January 6, 2025

Migrating from SQL-First Vendor to Masthead: How Log-Based Data Observability Reduced Costs and Improved Coverage

Yuliia Tkachova
Co-founder & CEO, Masthead Data

Last year we won the client from SQL-first solution and successfully migrated them to Masthed.

Context

For ethical reasons, I’m not going to name the account or SQL-first vendor. I have great appreciation for both parties – the vendor and our newly onboarded customer. I’m writing this post because we had an experience that demonstrated how our log-based approach provides better full coverage (across data, pipelines, and compute) compared to the SQL-first vendor.

The main hurdle was that our new client deeply loved their SQL-first solution, as it provided great value in saving data team time when issues occurred. The data team was therefore skeptical about Masthead’s value proposition. However, the team was very interested in Masthead’s Data FinOps capabilities, as they wanted to optimize their data warehouse costs and improve their migration strategy.

Breaking Through Initial Skepticism

Honestly, the demo was not going very well, at some point one of the senior team mates from client side said out loud that they do not have interest in Masthead as they have everything they need in their current solution.

I quickly realized that we need to go beyond feature comparison and provide the value for the end user in our case: data engineer. I quickly regrouped and directly asked the biggest sceptic on the call, “What if we will free this much budget for them so they would be able to hire one more data engineer on their team?” He lit up in his face. It very much felt as: The challenge accepted. 

The Proof of Value Process

We needed to decide how to do the Proof of Value (PoV), since the team realized that Masthead requires neither read data permissions nor access to information_schema. They simply forwarded the Terraform script to the DevOps team, with no paperwork whatsoever. (Mind-blowing!)

Detailed Feature Comparison

The team onboarded Masthead and began comparing their existing SQL-first vendor solution with Masthead.

Lineage and Visibility

Masthead was onboarded via Terraform in 20 minutes by their DevOps team, and within 2 hours, they had visibility of all their pipelines and tables with all cost insights.

In Masthead, they were able to see full column-level and pipeline lineage across projects.
The SQL-first solution only provided table-level lineage, with no cross-project visibility, column lineage, or pipeline lineage.

● ● ● ● ●

**Problem 1:**
List every section heading in the migration post that comes after its title, in order.
**Problem 2:**
Decide whether the migration post supports each statement below. Answer yes or no for each, and quote the words from the migration post that settle it.
(a) The client's DevOps team onboarded Masthead via Terraform in 20 minutes.
(b) Masthead needed read data permissions for the Proof of Value.
(c) The SQL-first solution offered column-level lineage.

● ● ● ● ●

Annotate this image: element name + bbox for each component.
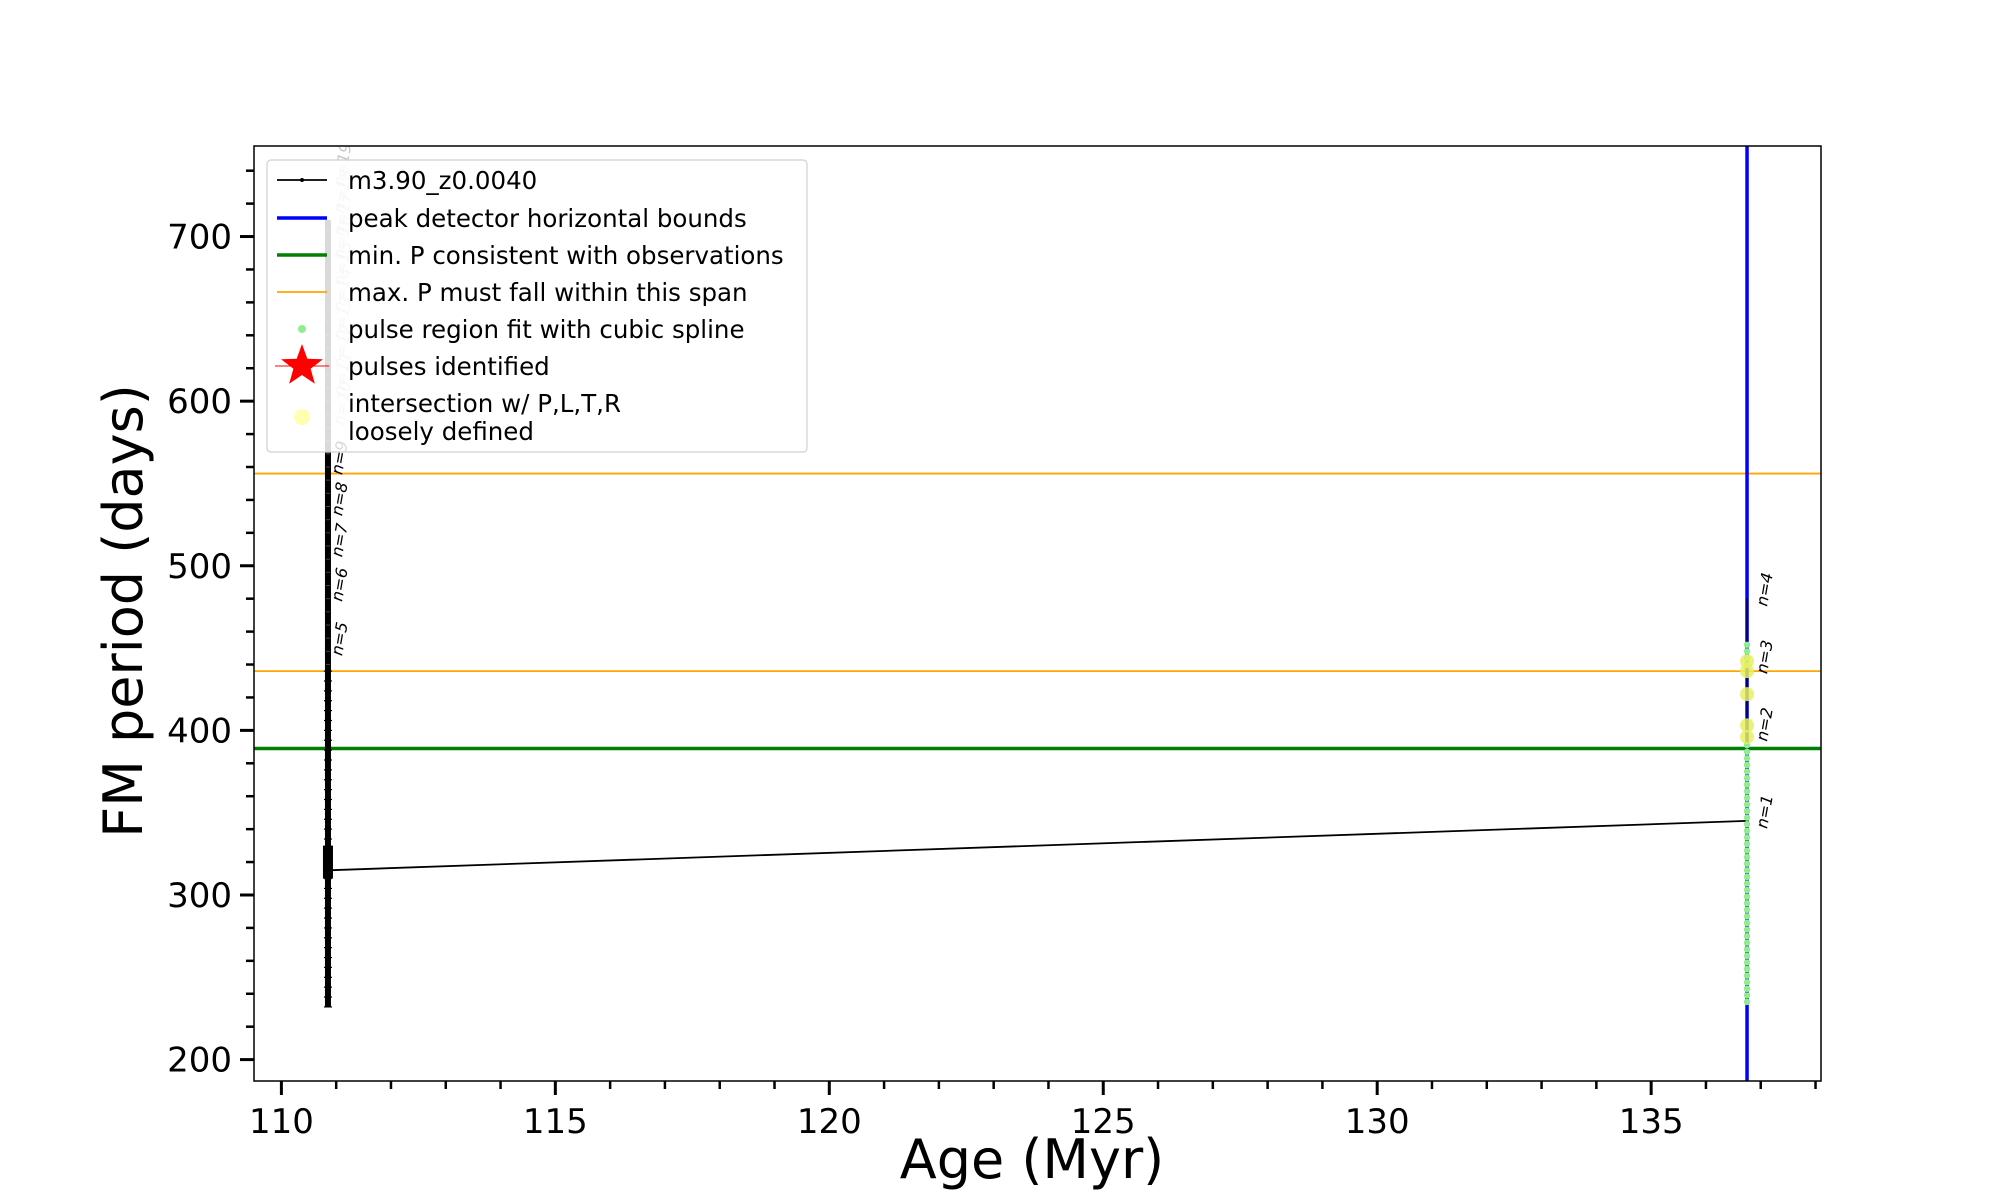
spline-point bbox=[1743, 998, 1751, 1006]
spline-point bbox=[1743, 827, 1751, 834]
spline-point bbox=[1743, 919, 1751, 927]
spline-point bbox=[1743, 761, 1751, 769]
spline-point bbox=[1743, 768, 1751, 775]
spline-point bbox=[1743, 840, 1751, 848]
x-tick-label: 130 bbox=[1345, 1102, 1410, 1142]
spline-point bbox=[1743, 979, 1751, 986]
spline-point bbox=[1743, 939, 1751, 946]
spline-point bbox=[1743, 952, 1751, 960]
legend-pulses-identified-marker bbox=[281, 344, 323, 384]
spline-point bbox=[1743, 834, 1751, 841]
legend-intersection-w-p-l-t-r-marker bbox=[294, 409, 310, 425]
legend-pulses-identified-label: pulses identified bbox=[348, 352, 550, 381]
spline-point bbox=[1743, 821, 1751, 828]
spline-point bbox=[1743, 893, 1751, 900]
spline-point bbox=[1743, 748, 1751, 755]
pulse-label-right: n=4 bbox=[1752, 571, 1777, 608]
spline-point bbox=[1743, 880, 1751, 887]
spline-point bbox=[1743, 972, 1751, 979]
y-tick-label: 300 bbox=[167, 876, 232, 916]
pulse-label-right: n=1 bbox=[1752, 793, 1777, 830]
intersection-point bbox=[1740, 729, 1755, 744]
spline-point bbox=[1743, 992, 1751, 999]
spline-point bbox=[1743, 985, 1751, 993]
intersection-point bbox=[1740, 687, 1755, 702]
spline-point bbox=[1743, 959, 1751, 966]
connector-line bbox=[327, 820, 1748, 872]
track-left-knot bbox=[322, 845, 333, 879]
intersection-point bbox=[1740, 654, 1755, 669]
x-axis-title: Age (Myr) bbox=[900, 1128, 1165, 1191]
y-tick-label: 600 bbox=[167, 382, 232, 422]
spline-point bbox=[1743, 900, 1751, 907]
y-tick-label: 500 bbox=[167, 547, 232, 587]
legend-pulse-region-fit-with-cubic-spline-marker bbox=[298, 325, 306, 333]
spline-point bbox=[1743, 860, 1751, 867]
legend-box bbox=[266, 159, 808, 453]
spline-point bbox=[1743, 807, 1751, 815]
spline-point bbox=[1743, 755, 1751, 762]
spline-point bbox=[1743, 926, 1751, 933]
spline-point bbox=[1743, 648, 1751, 655]
track-left-band bbox=[324, 220, 331, 1007]
legend-m3-90-z0-0040-dot bbox=[300, 178, 304, 182]
spline-point bbox=[1743, 853, 1751, 861]
spline-point bbox=[1743, 801, 1751, 808]
y-axis-title: FM period (days) bbox=[92, 384, 155, 838]
spline-point bbox=[1743, 641, 1751, 648]
spline-point bbox=[1743, 965, 1751, 973]
plot-frame bbox=[253, 145, 1822, 1082]
spline-point bbox=[1743, 932, 1751, 940]
spline-point bbox=[1743, 913, 1751, 920]
spline-point bbox=[1743, 873, 1751, 881]
spline-point bbox=[1743, 788, 1751, 795]
spline-point bbox=[1743, 847, 1751, 854]
spline-point bbox=[1743, 946, 1751, 953]
legend-min-p-consistent-with-observations-label: min. P consistent with observations bbox=[348, 241, 784, 270]
legend-intersection-w-p-l-t-r-label: intersection w/ P,L,T,R bbox=[348, 389, 621, 418]
intersection-point bbox=[1740, 664, 1755, 679]
x-tick-label: 115 bbox=[523, 1102, 588, 1142]
spline-point bbox=[1743, 886, 1751, 894]
legend-m3-90-z0-0040-label: m3.90_z0.0040 bbox=[348, 166, 537, 195]
axes: 110 115 120 125 130 135 200 300 400 500 600 700 bbox=[167, 145, 1822, 1142]
legend-peak-detector-horizontal-bounds-label: peak detector horizontal bounds bbox=[348, 204, 747, 233]
legend-max-p-must-fall-within-this-span-label: max. P must fall within this span bbox=[348, 278, 748, 307]
spline-point bbox=[1743, 814, 1751, 821]
x-tick-label: 120 bbox=[797, 1102, 862, 1142]
y-tick-label: 400 bbox=[167, 711, 232, 751]
x-tick-label: 125 bbox=[1071, 1102, 1136, 1142]
y-tick-label: 200 bbox=[167, 1041, 232, 1081]
legend-pulse-region-fit-with-cubic-spline-label: pulse region fit with cubic spline bbox=[348, 315, 745, 344]
pulse-label-right: n=2 bbox=[1752, 706, 1777, 743]
spline-point bbox=[1743, 867, 1751, 874]
spline-point bbox=[1743, 781, 1751, 788]
x-tick-label: 135 bbox=[1619, 1102, 1684, 1142]
intersection-point bbox=[1740, 718, 1755, 733]
spline-point bbox=[1743, 794, 1751, 802]
y-tick-label: 700 bbox=[167, 218, 232, 258]
spline-point bbox=[1743, 906, 1751, 914]
spline-point bbox=[1743, 774, 1751, 782]
x-tick-label: 110 bbox=[249, 1102, 314, 1142]
legend-intersection-w-p-l-t-r-label-2: loosely defined bbox=[348, 417, 534, 446]
pulse-label-right: n=3 bbox=[1752, 639, 1777, 676]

● ● ● ● ●

**Solution 1:**
Context
Breaking Through Initial Skepticism
The Proof of Value Process
Detailed Feature Comparison
Lineage and Visibility

**Solution 2:**
(a) Yes: "Masthead was onboarded via Terraform in 20 minutes by their DevOps team"
(b) No: "Masthead requires neither read data permissions nor access to information_schema"
(c) No: "The SQL-first solution only provided table-level lineage, with no cross-project visibility, column lineage, or pipeline lineage."